**Stated problem**
Write the next part of the forum thread about over-enthusiastic sheepdogs, picking up after its final post.

**Text provided**
— Start —
# Anybody here with sheepdogs?



## Vicki.Ann

I live on a farm and have 3 sheepdogs of my own (Welsh collie/Welsh sheepdog mixes) and collectively we have 6 sheepdogs on the farm.

Out of the six, three show interest in our sheep, one is a fully trained working sheepdog, one is part trained but hasn't got it in her to go the full way so she plays at sheep working when I allow her to, and one is our 2 year old part trained youngster.

The part trained youngster shows all of the promise and potential, understands his directions, understands commands to sit, stand, wait, stay out and has a 95% recall depending on distractions. He has an incredible prey/work drive and the problem I have with him is getting him to take notice of sit/stand commands when the sheep are so incredibly exciting. In a small pen, I can place myself between him and the sheep and get his attention to make him sit/stand/wait but every time we move to a bigger area he's quick as a whippet and he knows it. If I keep him on a long line he either gets tangled or can't get close enough to work the sheep effectively (and I don't want to him avoid getting up to sheep when he needs to) .... frustrating situation but he's only a baby and as a boy I know he's still maturing, so I think with consistency he will be fine.

He is also a PITA around tractors, quads and some pickups - he got run over by a pickup as a youngster and he would get himself under wheels again if he had half a chance! He just goes completely deaf around quads and tractors and it's a job to get his attention back to me! Distraction training is working slowly, he is now much less reactive to cars etc out on walks, just around the yard.

Anyone else with the joys of over-enthusiastic sheepdogs?


----------



## Twiggy

Yes I've got very enthusiastic Border Collies/ISDS Working Sheepdogs except they don't work sheep.

There are a few members of this forum that are sheep farmers - *Moobli* up in Scotland for one.
— End —
**Record excerpts**
— Start —
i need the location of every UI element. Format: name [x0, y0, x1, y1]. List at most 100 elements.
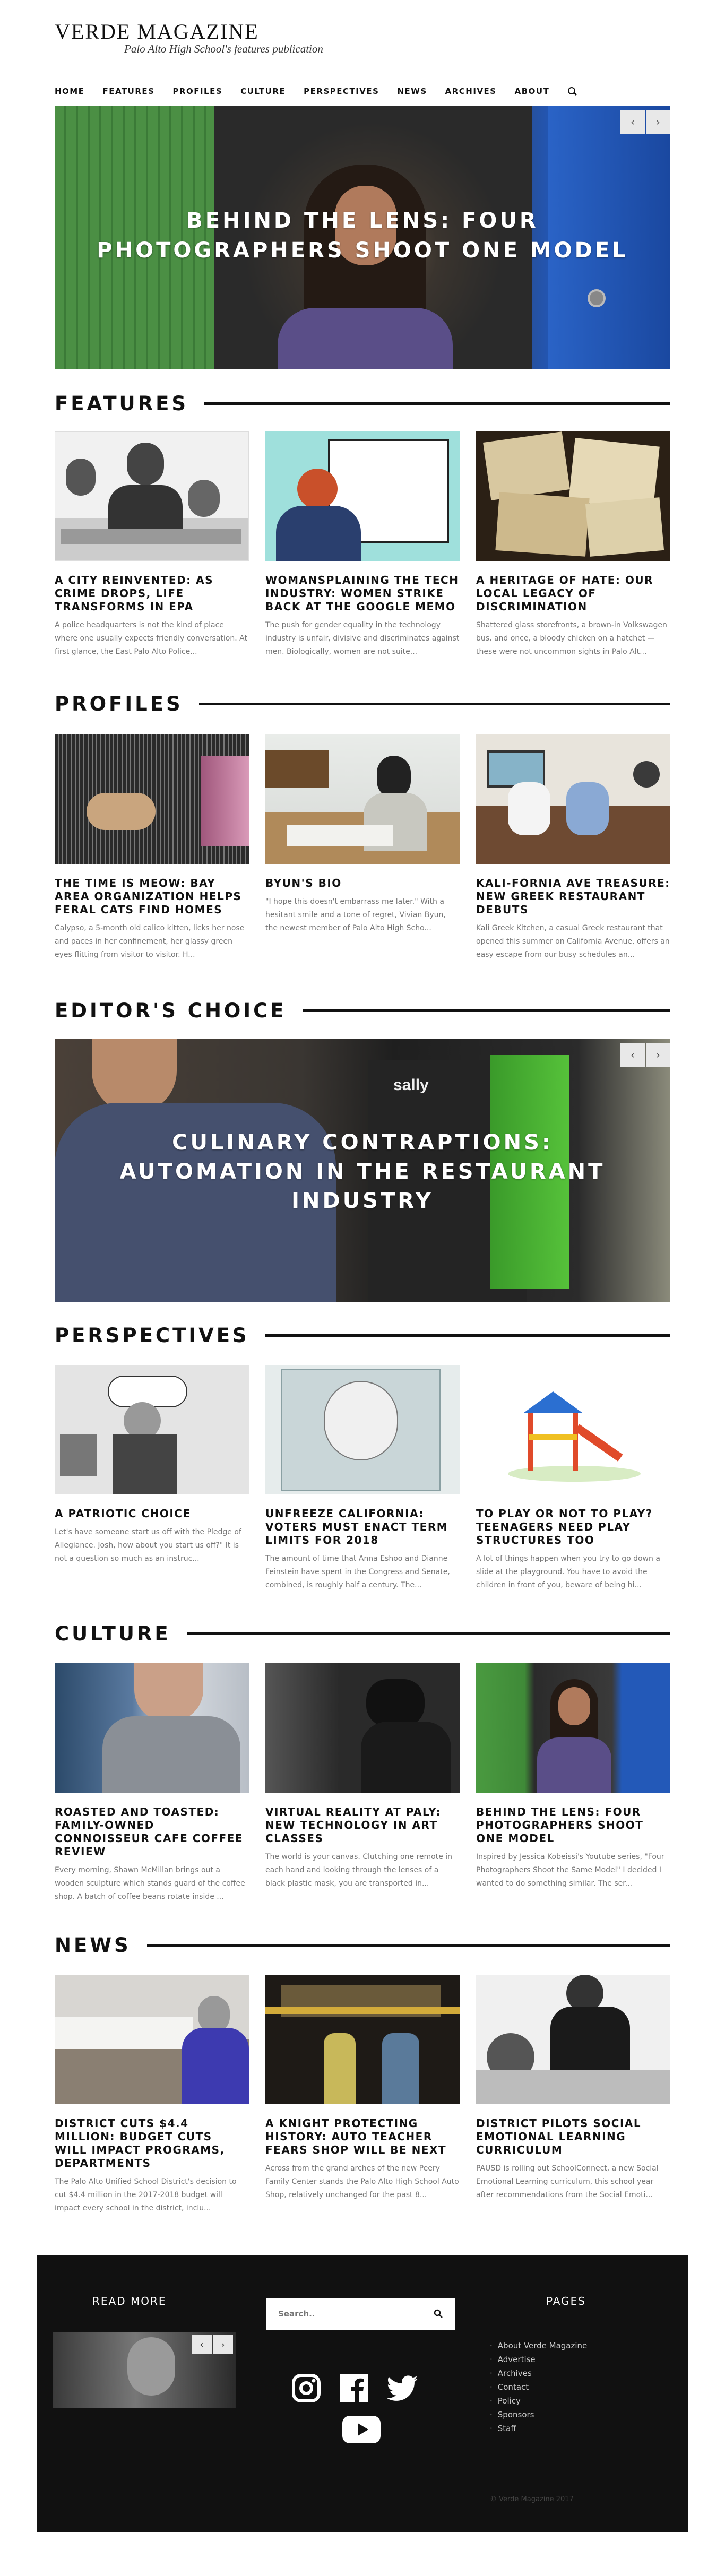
culture-card-3-title[interactable]: BEHIND THE LENS: FOUR PHOTOGRAPHERS SHOO… [476, 1805, 670, 1845]
youtube-icon[interactable] [342, 2416, 381, 2445]
perspectives-card-3-excerpt: A lot of things happen when you try to g… [476, 1554, 660, 1589]
perspectives-card-1-image[interactable] [55, 1365, 249, 1494]
profiles-card-1-image[interactable] [55, 734, 249, 864]
nav-profiles[interactable]: PROFILES [172, 87, 222, 96]
section-rule [198, 702, 670, 705]
footer-search-input[interactable] [278, 2309, 405, 2319]
profiles-card-2-title[interactable]: BYUN'S BIO [265, 877, 460, 890]
editors-choice-title-line2[interactable]: AUTOMATION IN THE RESTAURANT [55, 1157, 670, 1187]
twitter-icon[interactable] [386, 2373, 419, 2405]
profiles-card-3-title[interactable]: KALI-FORNIA AVE TREASURE: NEW GREEK REST… [476, 877, 670, 917]
page-link-contact[interactable]: Contact [490, 2381, 587, 2394]
nav-culture[interactable]: CULTURE [240, 87, 286, 96]
perspectives-card-3-title[interactable]: TO PLAY OR NOT TO PLAY? TEENAGERS NEED P… [476, 1507, 670, 1547]
news-card-2-image[interactable] [265, 1975, 460, 2104]
features-card-1-title[interactable]: A CITY REINVENTED: AS CRIME DROPS, LIFE … [55, 574, 249, 613]
news-card-1-image[interactable] [55, 1975, 249, 2104]
section-rule [204, 402, 670, 405]
editors-choice-next-button[interactable]: › [646, 1043, 670, 1067]
read-more-heading: READ MORE [92, 2295, 167, 2307]
page-link-advertise[interactable]: Advertise [490, 2353, 587, 2366]
editors-choice-heading[interactable]: EDITOR'S CHOICE [55, 999, 287, 1022]
profiles-card-2-image[interactable] [265, 734, 460, 864]
hero-next-button[interactable]: › [646, 110, 670, 134]
profiles-card-1[interactable]: THE TIME IS MEOW: BAY AREA ORGANIZATION … [55, 734, 249, 962]
news-card-3[interactable]: DISTRICT PILOTS SOCIAL EMOTIONAL LEARNIN… [476, 1975, 670, 2215]
editors-choice-prev-button[interactable]: ‹ [620, 1043, 645, 1067]
page-link-archives[interactable]: Archives [490, 2367, 587, 2380]
perspectives-card-2-title[interactable]: UNFREEZE CALIFORNIA: VOTERS MUST ENACT T… [265, 1507, 460, 1547]
news-card-2-excerpt: Across from the grand arches of the new … [265, 2164, 459, 2199]
profiles-card-3-image[interactable] [476, 734, 670, 864]
features-card-2-title[interactable]: WOMANSPLAINING THE TECH INDUSTRY: WOMEN … [265, 574, 460, 613]
page-link-about[interactable]: About Verde Magazine [490, 2339, 588, 2353]
read-more-next-button[interactable]: › [213, 2335, 233, 2354]
page-link-sponsors[interactable]: Sponsors [490, 2408, 587, 2422]
news-card-1-title[interactable]: DISTRICT CUTS $4.4 MILLION: BUDGET CUTS … [55, 2117, 249, 2170]
nav-news[interactable]: NEWS [397, 87, 427, 96]
hero-title-line1[interactable]: BEHIND THE LENS: FOUR [55, 206, 670, 236]
page-link-staff[interactable]: Staff [490, 2422, 587, 2435]
news-heading[interactable]: NEWS [55, 1934, 131, 1957]
culture-card-2-title[interactable]: VIRTUAL REALITY AT PALY: NEW TECHNOLOGY … [265, 1805, 460, 1845]
read-more-slider[interactable]: ‹ › [53, 2332, 236, 2408]
features-card-3-image[interactable] [476, 431, 670, 561]
news-card-2[interactable]: A KNIGHT PROTECTING HISTORY: AUTO TEACHE… [265, 1975, 460, 2215]
editors-choice-slider[interactable]: sally CULINARY CONTRAPTIONS: AUTOMATION … [55, 1039, 670, 1302]
culture-card-1[interactable]: ROASTED AND TOASTED: FAMILY-OWNED CONNOI… [55, 1663, 249, 1904]
perspectives-card-1[interactable]: A PATRIOTIC CHOICE Let's have someone st… [55, 1365, 249, 1592]
sally-sign: sally [393, 1076, 429, 1094]
site-title[interactable]: VERDE MAGAZINE [55, 20, 670, 44]
perspectives-heading[interactable]: PERSPECTIVES [55, 1324, 249, 1347]
nav-features[interactable]: FEATURES [102, 87, 154, 96]
culture-card-3[interactable]: BEHIND THE LENS: FOUR PHOTOGRAPHERS SHOO… [476, 1663, 670, 1904]
hero-prev-button[interactable]: ‹ [620, 110, 645, 134]
nav-perspectives[interactable]: PERSPECTIVES [304, 87, 379, 96]
perspectives-card-1-title[interactable]: A PATRIOTIC CHOICE [55, 1507, 249, 1520]
profiles-card-2[interactable]: BYUN'S BIO "I hope this doesn't embarras… [265, 734, 460, 962]
news-card-1[interactable]: DISTRICT CUTS $4.4 MILLION: BUDGET CUTS … [55, 1975, 249, 2215]
editors-choice-title-line1[interactable]: CULINARY CONTRAPTIONS: [55, 1128, 670, 1157]
features-card-1-image[interactable] [55, 431, 249, 561]
features-heading[interactable]: FEATURES [55, 392, 188, 415]
perspectives-card-2-image[interactable] [265, 1365, 460, 1494]
culture-heading[interactable]: CULTURE [55, 1622, 171, 1645]
features-card-1-excerpt: A police headquarters is not the kind of… [55, 621, 247, 656]
news-card-3-title[interactable]: DISTRICT PILOTS SOCIAL EMOTIONAL LEARNIN… [476, 2117, 670, 2157]
editors-choice-title-line3[interactable]: INDUSTRY [55, 1187, 670, 1216]
nav-home[interactable]: HOME [55, 87, 84, 96]
news-card-2-title[interactable]: A KNIGHT PROTECTING HISTORY: AUTO TEACHE… [265, 2117, 460, 2157]
profiles-section: PROFILES THE TIME IS MEOW: BAY AREA ORGA… [55, 693, 670, 962]
profiles-card-1-title[interactable]: THE TIME IS MEOW: BAY AREA ORGANIZATION … [55, 877, 249, 917]
search-icon[interactable] [567, 87, 577, 96]
nav-about[interactable]: ABOUT [515, 87, 550, 96]
perspectives-card-3[interactable]: TO PLAY OR NOT TO PLAY? TEENAGERS NEED P… [476, 1365, 670, 1592]
news-heading-row: NEWS [55, 1934, 670, 1957]
culture-card-2[interactable]: VIRTUAL REALITY AT PALY: NEW TECHNOLOGY … [265, 1663, 460, 1904]
read-more-prev-button[interactable]: ‹ [192, 2335, 212, 2354]
features-card-3-title[interactable]: A HERITAGE OF HATE: OUR LOCAL LEGACY OF … [476, 574, 670, 613]
hero-slider[interactable]: BEHIND THE LENS: FOUR PHOTOGRAPHERS SHOO… [55, 106, 670, 369]
profiles-heading[interactable]: PROFILES [55, 693, 183, 715]
perspectives-card-1-excerpt: Let's have someone start us off with the… [55, 1528, 241, 1563]
footer-search[interactable] [266, 2298, 455, 2330]
instagram-icon[interactable] [291, 2373, 321, 2405]
hero-title-line2[interactable]: PHOTOGRAPHERS SHOOT ONE MODEL [55, 236, 670, 265]
features-card-1[interactable]: A CITY REINVENTED: AS CRIME DROPS, LIFE … [55, 431, 249, 659]
culture-card-3-image[interactable] [476, 1663, 670, 1793]
culture-card-1-title[interactable]: ROASTED AND TOASTED: FAMILY-OWNED CONNOI… [55, 1805, 249, 1858]
culture-card-1-image[interactable] [55, 1663, 249, 1793]
page-link-policy[interactable]: Policy [490, 2395, 587, 2408]
features-card-3[interactable]: A HERITAGE OF HATE: OUR LOCAL LEGACY OF … [476, 431, 670, 659]
culture-card-3-excerpt: Inspired by Jessica Kobeissi's Youtube s… [476, 1853, 664, 1888]
nav-archives[interactable]: ARCHIVES [445, 87, 497, 96]
footer-search-icon[interactable] [434, 2309, 443, 2319]
perspectives-card-2[interactable]: UNFREEZE CALIFORNIA: VOTERS MUST ENACT T… [265, 1365, 460, 1592]
culture-card-2-image[interactable] [265, 1663, 460, 1793]
profiles-card-3[interactable]: KALI-FORNIA AVE TREASURE: NEW GREEK REST… [476, 734, 670, 962]
facebook-icon[interactable] [339, 2373, 369, 2405]
features-card-2-image[interactable] [265, 431, 460, 561]
features-card-2[interactable]: WOMANSPLAINING THE TECH INDUSTRY: WOMEN … [265, 431, 460, 659]
news-card-3-image[interactable] [476, 1975, 670, 2104]
perspectives-card-3-image[interactable] [476, 1365, 670, 1494]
— End —
**The result**
----------



## Leanne77

Yes, I have working sheepdogs (if we are using Kennel Club terms for non registered border collies) but they dont work sheep and have no interest in working sheep. One is petrified and the other has no natural ability, as was proven when we went sheepdog training for a day. It was an effort even getting him looking at and interacting with the sheep, all he wanted to do was go sniff but when we did get him working them he just ran straight into them and then ran past them to go sniff again. Too much effort for a very lazy dog. However, for a pet dog having no interest in livestock is quite desirable.


----------



## Vicki.Ann

I love to hear about other people's sheepdogs. For me, there is no other dog, I adore them, whether they have working ability or not. It's a huge challenge trying to channel the ability of a very enthusiastic dog and I do love a challenge.

These are my hermits.


















Both pics L-R Shiloh (7yo bobtailed welsh sheepdog), Troy (2yo working sheepdog) and Skye (8yo welsh sheepdog).

Shiloh is, for want of a better description, on a spectrum. He lives in his own little bubble, doesn't know how to 'talk dog' and doesn't understand interactions with most people. But left alone he lives happily in happy clappy land, and I am the only person in the world that exists for him.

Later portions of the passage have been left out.